Your task is to copy each line that has the word "прилегающей".

[Records from a data collection]
(begin)
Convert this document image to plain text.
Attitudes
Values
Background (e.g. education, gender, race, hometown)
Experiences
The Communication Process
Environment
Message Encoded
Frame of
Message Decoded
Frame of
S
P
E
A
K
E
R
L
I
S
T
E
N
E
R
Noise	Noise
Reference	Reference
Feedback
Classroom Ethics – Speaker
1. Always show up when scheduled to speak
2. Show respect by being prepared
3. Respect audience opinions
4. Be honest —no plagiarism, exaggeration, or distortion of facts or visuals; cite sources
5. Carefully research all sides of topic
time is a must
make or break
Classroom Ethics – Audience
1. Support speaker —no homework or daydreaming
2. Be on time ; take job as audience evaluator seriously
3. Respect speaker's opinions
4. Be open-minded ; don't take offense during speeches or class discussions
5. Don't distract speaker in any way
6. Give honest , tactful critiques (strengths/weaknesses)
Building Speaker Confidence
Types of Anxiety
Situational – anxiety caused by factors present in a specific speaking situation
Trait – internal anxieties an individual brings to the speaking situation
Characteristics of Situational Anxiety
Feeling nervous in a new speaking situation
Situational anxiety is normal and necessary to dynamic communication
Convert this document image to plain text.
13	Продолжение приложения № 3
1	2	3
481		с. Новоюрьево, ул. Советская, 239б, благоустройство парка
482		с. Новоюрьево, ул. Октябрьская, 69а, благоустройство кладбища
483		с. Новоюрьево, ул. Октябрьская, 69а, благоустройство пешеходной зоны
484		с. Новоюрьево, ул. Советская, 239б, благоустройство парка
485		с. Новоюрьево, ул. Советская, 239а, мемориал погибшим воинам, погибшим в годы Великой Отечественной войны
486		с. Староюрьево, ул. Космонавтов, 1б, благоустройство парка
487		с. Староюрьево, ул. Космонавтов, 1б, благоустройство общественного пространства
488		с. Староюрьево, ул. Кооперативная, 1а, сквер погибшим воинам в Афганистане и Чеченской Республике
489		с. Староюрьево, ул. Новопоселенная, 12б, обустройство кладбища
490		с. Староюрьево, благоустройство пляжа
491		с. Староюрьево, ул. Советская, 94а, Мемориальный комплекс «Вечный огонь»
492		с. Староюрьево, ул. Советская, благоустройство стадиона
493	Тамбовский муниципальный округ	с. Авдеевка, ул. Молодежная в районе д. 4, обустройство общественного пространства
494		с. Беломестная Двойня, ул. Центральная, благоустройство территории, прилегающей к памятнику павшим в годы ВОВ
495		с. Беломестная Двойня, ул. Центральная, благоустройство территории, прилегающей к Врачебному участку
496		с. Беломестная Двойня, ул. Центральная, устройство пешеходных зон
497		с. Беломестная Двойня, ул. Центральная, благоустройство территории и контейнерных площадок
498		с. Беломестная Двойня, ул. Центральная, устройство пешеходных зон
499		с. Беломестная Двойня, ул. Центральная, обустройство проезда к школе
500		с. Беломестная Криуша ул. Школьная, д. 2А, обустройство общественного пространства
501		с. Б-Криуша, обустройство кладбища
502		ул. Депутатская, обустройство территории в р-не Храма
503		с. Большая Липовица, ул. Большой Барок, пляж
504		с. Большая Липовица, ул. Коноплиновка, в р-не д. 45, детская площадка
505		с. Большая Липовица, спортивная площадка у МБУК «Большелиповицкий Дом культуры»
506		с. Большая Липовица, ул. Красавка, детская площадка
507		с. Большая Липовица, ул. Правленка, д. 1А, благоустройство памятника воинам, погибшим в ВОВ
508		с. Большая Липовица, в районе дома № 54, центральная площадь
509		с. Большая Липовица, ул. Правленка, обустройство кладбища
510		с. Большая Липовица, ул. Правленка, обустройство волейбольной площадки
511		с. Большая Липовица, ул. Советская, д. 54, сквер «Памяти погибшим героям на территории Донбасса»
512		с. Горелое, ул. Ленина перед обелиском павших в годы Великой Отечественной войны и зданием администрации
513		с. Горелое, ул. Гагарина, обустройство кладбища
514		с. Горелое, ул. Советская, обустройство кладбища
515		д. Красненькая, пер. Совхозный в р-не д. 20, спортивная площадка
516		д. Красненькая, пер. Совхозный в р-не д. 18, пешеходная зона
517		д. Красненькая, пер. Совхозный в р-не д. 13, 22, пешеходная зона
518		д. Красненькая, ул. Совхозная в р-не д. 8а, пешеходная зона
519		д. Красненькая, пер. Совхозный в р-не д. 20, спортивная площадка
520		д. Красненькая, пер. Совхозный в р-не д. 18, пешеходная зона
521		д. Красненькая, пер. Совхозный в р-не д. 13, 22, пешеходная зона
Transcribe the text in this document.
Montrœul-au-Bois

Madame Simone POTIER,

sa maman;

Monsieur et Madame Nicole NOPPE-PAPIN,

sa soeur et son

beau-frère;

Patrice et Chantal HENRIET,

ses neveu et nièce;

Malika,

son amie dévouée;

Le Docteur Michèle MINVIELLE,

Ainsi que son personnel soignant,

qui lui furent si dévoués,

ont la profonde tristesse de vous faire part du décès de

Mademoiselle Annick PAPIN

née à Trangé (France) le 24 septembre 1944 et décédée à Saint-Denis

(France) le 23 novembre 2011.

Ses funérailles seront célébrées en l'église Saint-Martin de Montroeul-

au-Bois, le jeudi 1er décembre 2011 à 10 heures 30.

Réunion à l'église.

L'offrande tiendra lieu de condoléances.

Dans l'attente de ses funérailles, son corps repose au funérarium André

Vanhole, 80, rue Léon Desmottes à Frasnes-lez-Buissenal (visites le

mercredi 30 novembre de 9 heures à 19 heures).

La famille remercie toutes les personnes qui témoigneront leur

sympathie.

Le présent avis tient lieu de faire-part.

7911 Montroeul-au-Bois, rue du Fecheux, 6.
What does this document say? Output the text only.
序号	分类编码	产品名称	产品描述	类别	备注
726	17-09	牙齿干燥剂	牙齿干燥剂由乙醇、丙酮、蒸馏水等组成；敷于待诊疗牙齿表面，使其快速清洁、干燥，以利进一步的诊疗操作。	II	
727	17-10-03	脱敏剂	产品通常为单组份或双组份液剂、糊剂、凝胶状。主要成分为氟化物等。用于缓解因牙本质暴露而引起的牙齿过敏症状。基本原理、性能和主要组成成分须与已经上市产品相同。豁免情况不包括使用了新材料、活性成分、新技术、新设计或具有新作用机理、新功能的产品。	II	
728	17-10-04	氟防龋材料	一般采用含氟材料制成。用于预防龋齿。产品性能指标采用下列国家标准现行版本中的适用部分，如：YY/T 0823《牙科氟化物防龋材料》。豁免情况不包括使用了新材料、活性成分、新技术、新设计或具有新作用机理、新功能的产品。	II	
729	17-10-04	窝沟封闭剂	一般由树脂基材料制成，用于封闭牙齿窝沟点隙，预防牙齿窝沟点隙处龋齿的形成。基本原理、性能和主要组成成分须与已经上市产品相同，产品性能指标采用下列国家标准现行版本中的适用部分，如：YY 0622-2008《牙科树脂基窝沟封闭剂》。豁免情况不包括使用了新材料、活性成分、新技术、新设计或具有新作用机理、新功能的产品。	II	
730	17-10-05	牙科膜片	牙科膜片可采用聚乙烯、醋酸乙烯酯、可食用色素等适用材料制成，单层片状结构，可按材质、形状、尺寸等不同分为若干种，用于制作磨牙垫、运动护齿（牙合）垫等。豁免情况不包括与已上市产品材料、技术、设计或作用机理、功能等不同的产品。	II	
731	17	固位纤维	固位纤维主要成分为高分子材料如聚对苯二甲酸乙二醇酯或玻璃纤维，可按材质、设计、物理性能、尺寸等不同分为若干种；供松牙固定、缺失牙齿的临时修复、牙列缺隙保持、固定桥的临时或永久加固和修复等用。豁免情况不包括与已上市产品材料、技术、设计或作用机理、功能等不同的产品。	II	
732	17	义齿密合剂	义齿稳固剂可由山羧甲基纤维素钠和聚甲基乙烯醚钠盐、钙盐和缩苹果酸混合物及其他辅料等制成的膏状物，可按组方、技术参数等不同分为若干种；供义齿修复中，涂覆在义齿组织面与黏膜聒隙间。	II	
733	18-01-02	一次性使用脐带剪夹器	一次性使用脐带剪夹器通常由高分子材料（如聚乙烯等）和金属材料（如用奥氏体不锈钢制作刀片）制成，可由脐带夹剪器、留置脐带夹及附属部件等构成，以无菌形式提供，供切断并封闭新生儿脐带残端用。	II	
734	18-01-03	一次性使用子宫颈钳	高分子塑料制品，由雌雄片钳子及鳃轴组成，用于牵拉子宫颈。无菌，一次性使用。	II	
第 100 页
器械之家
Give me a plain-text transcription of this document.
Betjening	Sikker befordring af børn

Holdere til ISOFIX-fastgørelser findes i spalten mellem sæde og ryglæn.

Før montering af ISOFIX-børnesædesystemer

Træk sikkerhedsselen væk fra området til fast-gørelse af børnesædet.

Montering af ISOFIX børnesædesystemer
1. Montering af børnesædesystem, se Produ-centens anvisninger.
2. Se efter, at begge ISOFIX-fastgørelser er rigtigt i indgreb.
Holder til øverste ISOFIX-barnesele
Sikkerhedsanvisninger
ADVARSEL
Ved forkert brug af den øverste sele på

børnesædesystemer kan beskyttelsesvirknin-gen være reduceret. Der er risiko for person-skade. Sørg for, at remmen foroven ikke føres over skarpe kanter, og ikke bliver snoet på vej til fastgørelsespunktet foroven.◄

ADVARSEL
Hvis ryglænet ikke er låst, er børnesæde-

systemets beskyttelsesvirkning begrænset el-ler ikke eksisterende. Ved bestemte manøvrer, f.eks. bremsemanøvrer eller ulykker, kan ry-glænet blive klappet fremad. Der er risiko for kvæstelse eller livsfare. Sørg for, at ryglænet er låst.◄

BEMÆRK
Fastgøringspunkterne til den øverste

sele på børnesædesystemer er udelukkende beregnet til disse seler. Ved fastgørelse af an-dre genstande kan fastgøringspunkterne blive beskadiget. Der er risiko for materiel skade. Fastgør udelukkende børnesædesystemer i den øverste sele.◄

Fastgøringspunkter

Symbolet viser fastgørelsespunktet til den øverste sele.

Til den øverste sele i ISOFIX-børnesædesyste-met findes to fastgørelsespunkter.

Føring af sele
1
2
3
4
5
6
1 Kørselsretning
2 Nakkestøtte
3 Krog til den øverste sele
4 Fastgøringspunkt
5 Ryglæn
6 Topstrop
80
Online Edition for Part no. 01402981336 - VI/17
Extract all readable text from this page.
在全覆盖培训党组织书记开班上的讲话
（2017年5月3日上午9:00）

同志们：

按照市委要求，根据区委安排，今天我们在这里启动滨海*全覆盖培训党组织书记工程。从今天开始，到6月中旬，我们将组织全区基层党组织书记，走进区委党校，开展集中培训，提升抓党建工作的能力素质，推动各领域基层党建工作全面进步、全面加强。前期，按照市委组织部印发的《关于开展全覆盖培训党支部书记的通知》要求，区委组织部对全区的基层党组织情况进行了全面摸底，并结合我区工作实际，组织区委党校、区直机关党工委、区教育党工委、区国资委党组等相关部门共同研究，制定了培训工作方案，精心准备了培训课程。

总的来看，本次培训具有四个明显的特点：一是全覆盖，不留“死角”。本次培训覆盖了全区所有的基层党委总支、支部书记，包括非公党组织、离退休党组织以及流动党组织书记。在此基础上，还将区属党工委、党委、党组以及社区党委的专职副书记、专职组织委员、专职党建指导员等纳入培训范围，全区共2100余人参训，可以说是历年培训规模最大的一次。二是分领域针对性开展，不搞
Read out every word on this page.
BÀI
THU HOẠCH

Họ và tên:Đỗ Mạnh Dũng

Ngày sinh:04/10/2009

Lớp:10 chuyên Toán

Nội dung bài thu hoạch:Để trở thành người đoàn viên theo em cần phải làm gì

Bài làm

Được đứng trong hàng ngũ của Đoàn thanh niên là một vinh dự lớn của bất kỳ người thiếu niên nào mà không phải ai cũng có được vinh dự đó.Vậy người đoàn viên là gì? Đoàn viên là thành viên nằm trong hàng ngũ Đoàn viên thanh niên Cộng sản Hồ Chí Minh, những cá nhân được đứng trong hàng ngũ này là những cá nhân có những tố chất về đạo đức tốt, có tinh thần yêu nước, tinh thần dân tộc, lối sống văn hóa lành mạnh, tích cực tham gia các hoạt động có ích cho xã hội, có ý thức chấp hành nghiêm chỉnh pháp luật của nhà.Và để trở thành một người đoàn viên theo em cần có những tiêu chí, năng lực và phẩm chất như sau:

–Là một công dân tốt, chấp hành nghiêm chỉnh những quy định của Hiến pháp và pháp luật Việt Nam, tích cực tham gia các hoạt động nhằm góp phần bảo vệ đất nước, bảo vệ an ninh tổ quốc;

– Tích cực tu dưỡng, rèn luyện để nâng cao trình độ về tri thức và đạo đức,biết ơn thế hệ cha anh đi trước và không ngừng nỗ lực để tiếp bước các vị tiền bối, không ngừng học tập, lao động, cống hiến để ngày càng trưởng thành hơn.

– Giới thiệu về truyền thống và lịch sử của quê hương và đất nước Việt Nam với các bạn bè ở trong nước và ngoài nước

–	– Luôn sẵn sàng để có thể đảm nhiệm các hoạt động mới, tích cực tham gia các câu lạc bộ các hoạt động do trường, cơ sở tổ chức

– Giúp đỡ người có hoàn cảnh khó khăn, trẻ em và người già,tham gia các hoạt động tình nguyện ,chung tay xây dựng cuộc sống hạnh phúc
(end)
COMPLETE RESPONSE:
494		с. Беломестная Двойня, ул. Центральная, благоустройство территории, прилегающей к памятнику павшим в годы ВОВ
495		с. Беломестная Двойня, ул. Центральная, благоустройство территории, прилегающей к Врачебному участку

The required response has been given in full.